Stored items from a collection:
•••
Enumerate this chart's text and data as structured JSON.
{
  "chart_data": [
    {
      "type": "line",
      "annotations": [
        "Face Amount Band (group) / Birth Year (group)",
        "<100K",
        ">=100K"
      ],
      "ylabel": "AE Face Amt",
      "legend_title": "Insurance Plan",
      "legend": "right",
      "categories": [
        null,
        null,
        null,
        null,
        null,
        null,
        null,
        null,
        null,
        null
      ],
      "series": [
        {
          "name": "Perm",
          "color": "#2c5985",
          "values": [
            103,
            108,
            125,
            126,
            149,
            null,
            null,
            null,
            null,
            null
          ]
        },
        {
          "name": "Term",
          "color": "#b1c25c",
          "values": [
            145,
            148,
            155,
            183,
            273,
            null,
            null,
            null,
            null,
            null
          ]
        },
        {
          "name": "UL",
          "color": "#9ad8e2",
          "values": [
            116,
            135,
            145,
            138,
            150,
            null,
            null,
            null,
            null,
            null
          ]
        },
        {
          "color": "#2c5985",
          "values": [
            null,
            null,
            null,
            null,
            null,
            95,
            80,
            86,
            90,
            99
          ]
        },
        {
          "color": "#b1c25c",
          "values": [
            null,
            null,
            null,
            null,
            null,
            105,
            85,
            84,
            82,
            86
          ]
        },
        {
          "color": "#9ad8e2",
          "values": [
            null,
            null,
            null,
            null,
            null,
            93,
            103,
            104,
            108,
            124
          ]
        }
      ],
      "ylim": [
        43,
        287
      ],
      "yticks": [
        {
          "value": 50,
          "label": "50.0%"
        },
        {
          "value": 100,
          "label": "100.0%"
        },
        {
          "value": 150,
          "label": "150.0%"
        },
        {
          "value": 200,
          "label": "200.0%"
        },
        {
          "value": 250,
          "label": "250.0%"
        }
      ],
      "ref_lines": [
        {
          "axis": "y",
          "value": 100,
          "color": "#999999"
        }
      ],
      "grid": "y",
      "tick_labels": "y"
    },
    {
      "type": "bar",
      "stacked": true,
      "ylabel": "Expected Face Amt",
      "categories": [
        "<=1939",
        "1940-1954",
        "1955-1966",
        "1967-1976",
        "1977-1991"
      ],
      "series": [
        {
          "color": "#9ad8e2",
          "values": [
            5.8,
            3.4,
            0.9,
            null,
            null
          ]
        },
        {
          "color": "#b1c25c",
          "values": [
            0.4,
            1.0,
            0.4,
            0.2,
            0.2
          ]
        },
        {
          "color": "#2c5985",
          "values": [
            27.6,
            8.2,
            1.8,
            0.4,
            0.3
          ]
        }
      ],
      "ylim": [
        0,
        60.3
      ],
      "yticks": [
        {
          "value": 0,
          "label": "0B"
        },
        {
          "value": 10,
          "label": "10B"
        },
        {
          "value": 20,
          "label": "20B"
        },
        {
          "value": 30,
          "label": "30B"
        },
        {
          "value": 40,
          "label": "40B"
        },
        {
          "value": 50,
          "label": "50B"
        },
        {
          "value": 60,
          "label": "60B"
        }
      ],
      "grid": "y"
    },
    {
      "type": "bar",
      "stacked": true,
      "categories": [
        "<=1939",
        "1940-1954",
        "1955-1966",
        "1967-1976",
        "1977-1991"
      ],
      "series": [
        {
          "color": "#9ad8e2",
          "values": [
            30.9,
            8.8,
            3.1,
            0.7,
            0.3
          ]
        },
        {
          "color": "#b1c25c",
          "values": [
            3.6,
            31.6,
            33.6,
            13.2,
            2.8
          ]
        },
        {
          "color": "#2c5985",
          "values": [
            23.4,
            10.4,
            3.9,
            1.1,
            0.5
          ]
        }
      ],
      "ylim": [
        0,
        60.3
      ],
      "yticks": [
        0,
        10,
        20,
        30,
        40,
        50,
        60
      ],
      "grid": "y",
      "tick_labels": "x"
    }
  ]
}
•••
* Problem to solve *
Your answer should be a single number: how many lines in the data above include "ylabel"?

* Output of the exercise *
2